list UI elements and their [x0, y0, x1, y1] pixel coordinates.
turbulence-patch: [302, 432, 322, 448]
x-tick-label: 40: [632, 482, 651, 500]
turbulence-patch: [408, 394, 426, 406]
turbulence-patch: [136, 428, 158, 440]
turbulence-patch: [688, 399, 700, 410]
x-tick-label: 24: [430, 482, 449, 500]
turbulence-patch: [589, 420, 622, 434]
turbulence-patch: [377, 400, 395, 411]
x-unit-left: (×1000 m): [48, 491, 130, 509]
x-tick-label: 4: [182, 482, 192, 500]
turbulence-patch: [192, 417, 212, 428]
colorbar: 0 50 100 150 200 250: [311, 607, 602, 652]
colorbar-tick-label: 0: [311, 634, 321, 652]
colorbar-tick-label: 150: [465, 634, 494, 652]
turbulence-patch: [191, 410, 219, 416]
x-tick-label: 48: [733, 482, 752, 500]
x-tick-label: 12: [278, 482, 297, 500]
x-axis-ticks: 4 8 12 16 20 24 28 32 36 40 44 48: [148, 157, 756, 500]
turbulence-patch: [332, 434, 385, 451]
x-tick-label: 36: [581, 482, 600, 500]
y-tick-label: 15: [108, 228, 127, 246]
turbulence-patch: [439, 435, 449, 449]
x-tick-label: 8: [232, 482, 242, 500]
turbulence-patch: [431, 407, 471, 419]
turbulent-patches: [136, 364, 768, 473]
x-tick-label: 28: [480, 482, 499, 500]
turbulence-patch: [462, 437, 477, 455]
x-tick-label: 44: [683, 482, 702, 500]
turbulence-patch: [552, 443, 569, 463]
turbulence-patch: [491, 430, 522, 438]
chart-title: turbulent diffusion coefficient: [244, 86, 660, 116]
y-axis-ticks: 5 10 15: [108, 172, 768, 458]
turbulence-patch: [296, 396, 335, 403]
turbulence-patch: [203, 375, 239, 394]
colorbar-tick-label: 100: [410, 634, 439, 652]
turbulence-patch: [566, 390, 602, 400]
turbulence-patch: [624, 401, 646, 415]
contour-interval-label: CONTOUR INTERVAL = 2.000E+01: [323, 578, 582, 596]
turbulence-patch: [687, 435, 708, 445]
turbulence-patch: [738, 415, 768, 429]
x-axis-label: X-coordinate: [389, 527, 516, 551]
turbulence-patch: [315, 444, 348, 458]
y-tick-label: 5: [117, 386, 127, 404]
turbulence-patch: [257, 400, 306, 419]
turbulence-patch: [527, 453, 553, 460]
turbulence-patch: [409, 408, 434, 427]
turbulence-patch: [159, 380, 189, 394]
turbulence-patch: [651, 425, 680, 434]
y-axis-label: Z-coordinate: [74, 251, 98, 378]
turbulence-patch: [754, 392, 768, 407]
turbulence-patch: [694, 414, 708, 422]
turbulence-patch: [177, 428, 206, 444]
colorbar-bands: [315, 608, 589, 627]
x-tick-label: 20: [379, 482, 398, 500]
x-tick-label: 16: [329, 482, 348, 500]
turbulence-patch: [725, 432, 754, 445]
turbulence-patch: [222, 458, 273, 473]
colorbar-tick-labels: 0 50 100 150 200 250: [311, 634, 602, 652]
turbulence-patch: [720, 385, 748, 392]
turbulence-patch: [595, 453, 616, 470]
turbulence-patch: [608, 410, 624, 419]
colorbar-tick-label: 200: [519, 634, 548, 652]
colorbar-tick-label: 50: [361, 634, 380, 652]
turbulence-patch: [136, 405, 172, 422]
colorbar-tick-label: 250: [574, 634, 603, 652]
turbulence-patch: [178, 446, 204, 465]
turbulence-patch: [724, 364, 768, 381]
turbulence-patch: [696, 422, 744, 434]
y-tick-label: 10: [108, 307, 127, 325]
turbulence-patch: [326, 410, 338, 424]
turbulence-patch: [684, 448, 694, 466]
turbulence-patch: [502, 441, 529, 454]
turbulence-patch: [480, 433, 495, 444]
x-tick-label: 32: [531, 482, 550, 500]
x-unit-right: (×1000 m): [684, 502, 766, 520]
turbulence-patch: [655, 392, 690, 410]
===============
• [수행할 과제] 자료의 첫 줄에서 시작하여 "turbulence-patch: [136, 428, 158, 440]" 부분이 들어 있는 줄에서 멈추고, 그 줄들을 다시 쓰시오. 이때 "turbulence-patch" 부분만 "turbulent-region" 형태로 대체하고 나머지는 그대로 두시오.

• [답변]
list UI elements and their [x0, y0, x1, y1] pixel coordinates.
turbulent-region: [302, 432, 322, 448]
x-tick-label: 40: [632, 482, 651, 500]
turbulent-region: [408, 394, 426, 406]
turbulent-region: [136, 428, 158, 440]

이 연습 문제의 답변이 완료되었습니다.